start Given records
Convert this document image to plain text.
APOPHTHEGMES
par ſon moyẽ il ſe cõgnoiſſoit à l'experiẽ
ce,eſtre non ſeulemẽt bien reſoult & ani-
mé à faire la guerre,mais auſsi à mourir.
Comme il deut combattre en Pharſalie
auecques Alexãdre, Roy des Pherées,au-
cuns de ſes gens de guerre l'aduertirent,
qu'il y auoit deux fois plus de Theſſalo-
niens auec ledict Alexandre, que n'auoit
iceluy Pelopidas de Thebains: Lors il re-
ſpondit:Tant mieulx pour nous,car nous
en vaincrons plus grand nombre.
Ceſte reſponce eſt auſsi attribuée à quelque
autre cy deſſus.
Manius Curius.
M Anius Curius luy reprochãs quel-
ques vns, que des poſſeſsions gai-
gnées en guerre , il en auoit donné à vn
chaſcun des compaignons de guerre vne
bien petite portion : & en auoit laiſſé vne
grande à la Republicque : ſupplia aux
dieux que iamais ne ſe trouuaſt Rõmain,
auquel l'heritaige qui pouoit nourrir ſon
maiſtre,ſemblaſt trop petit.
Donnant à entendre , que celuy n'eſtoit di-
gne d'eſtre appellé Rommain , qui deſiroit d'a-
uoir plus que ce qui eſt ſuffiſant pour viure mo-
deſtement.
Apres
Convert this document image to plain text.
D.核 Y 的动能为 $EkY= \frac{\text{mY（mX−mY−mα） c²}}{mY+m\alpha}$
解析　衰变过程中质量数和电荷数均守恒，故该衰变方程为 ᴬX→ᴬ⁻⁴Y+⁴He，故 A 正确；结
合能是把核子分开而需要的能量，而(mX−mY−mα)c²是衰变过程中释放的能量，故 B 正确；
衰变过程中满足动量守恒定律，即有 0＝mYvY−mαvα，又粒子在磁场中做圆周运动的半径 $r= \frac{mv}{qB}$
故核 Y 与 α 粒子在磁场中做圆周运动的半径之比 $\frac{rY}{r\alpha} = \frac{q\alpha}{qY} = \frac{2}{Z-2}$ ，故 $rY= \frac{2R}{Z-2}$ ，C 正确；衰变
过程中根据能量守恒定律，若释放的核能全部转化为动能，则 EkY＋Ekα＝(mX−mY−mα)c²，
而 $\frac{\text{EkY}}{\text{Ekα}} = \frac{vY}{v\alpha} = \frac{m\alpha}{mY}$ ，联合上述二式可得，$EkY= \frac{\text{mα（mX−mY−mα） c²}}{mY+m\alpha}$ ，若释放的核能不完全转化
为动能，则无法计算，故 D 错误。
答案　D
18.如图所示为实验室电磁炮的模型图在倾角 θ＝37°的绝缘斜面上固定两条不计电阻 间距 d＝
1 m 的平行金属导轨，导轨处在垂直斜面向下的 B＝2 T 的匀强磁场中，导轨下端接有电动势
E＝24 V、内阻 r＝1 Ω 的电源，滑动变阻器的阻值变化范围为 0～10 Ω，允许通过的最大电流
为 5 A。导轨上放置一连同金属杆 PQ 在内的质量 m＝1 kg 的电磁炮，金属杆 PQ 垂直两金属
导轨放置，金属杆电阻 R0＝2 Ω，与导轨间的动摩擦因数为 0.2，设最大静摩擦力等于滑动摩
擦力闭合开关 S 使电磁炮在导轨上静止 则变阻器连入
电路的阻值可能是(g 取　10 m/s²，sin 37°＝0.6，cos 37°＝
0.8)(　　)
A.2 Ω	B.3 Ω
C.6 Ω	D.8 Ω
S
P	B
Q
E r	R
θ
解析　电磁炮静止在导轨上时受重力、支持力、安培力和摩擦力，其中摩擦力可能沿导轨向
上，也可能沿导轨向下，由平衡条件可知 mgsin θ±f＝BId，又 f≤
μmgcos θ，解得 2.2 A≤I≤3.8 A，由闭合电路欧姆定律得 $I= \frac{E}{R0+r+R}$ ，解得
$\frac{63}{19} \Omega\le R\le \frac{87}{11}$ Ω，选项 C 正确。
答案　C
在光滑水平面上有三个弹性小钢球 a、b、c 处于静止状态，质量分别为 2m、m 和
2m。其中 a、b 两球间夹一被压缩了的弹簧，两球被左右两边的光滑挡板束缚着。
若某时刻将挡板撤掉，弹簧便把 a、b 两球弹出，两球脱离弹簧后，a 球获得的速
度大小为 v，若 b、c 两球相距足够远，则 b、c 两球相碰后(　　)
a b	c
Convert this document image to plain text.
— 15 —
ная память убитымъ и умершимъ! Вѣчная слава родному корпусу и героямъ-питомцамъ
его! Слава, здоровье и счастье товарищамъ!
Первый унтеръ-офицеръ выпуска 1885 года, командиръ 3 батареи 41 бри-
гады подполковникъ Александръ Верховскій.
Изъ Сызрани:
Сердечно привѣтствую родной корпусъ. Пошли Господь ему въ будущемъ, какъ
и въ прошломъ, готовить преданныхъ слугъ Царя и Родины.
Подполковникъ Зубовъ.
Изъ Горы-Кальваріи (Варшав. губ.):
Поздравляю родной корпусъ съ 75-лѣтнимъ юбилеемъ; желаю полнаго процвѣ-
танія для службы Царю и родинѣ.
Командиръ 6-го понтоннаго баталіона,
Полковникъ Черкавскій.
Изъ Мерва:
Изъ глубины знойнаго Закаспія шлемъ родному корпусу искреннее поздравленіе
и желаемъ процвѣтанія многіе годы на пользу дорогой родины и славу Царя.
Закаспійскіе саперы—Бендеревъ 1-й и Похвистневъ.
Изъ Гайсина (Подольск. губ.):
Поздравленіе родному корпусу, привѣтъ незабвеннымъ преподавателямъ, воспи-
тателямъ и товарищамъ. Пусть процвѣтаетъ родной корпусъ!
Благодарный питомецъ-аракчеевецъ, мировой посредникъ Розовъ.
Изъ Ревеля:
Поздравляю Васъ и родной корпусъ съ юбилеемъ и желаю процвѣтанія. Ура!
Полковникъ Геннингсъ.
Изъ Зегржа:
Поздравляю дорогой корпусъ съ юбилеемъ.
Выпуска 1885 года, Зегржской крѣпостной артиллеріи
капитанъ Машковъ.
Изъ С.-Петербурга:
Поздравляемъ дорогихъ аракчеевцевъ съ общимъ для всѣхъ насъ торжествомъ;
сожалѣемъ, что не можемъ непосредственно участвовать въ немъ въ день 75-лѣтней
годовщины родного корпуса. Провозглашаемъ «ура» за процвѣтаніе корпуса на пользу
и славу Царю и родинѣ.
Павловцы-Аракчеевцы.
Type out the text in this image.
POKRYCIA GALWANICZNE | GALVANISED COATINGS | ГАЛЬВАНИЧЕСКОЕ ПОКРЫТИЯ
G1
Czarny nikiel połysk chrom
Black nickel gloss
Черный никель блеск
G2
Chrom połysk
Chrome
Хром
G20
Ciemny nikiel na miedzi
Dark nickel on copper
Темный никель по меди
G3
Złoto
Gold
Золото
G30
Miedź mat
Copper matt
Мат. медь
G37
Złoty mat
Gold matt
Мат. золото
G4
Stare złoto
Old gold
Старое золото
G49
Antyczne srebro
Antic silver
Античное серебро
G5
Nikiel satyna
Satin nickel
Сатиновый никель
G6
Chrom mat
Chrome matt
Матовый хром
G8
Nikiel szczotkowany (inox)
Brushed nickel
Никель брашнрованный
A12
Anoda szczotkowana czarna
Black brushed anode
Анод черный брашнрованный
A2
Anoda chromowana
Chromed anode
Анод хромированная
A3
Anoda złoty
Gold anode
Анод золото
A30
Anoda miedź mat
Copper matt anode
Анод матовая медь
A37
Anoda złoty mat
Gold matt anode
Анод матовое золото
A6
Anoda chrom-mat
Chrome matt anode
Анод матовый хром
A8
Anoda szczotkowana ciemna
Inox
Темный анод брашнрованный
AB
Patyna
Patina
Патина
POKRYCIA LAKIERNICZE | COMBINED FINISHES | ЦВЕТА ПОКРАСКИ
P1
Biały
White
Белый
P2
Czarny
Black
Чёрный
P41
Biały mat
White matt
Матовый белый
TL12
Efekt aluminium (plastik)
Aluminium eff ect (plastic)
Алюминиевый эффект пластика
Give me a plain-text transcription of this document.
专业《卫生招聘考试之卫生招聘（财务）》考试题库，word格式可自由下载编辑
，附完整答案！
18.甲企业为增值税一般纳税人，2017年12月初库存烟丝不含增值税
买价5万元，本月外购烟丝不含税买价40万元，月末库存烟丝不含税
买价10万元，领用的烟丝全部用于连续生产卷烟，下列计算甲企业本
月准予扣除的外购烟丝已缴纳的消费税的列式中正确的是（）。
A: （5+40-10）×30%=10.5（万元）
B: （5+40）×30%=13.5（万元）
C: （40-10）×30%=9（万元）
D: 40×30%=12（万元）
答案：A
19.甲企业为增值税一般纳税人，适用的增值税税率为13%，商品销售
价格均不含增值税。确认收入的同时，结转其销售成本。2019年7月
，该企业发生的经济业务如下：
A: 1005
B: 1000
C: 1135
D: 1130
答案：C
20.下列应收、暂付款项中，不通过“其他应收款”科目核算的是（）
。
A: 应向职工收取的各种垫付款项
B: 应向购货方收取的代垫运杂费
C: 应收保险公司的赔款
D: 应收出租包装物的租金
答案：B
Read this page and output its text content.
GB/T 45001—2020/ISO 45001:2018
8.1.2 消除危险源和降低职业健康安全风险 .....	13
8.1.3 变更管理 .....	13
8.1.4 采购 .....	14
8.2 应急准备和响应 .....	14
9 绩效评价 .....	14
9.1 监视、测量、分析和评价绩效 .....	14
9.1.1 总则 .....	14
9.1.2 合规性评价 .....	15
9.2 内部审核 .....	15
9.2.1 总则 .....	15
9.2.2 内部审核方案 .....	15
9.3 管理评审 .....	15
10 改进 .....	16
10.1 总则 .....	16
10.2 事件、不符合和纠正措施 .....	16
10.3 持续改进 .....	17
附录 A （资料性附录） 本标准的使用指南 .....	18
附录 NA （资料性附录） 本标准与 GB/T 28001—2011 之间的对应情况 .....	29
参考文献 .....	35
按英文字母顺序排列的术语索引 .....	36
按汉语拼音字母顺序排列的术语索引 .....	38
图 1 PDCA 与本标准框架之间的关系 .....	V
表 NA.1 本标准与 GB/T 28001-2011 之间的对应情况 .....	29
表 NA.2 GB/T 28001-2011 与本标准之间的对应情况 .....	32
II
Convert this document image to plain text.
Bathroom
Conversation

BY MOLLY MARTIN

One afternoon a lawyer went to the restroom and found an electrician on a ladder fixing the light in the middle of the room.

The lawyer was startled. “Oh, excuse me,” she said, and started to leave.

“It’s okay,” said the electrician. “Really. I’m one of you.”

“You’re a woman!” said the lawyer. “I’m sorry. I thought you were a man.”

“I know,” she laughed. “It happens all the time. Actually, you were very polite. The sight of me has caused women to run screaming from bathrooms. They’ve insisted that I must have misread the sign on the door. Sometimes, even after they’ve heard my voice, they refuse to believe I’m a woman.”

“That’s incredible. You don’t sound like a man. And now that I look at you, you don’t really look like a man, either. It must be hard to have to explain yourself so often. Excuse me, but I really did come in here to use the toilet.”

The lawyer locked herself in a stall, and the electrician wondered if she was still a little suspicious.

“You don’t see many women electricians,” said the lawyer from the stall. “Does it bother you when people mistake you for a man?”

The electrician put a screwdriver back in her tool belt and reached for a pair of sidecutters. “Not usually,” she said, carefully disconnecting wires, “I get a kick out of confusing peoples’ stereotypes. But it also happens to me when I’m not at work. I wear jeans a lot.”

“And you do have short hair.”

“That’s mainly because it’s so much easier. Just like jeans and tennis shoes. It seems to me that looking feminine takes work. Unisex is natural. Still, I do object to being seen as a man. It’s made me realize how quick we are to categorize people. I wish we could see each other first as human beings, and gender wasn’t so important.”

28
end Given records
Written exercise = In the entries above, identify each line that includes the string "甲企业为增值税一般纳税人", then copy it.

Finished task =
18.甲企业为增值税一般纳税人，2017年12月初库存烟丝不含增值税
19.甲企业为增值税一般纳税人，适用的增值税税率为13%，商品销售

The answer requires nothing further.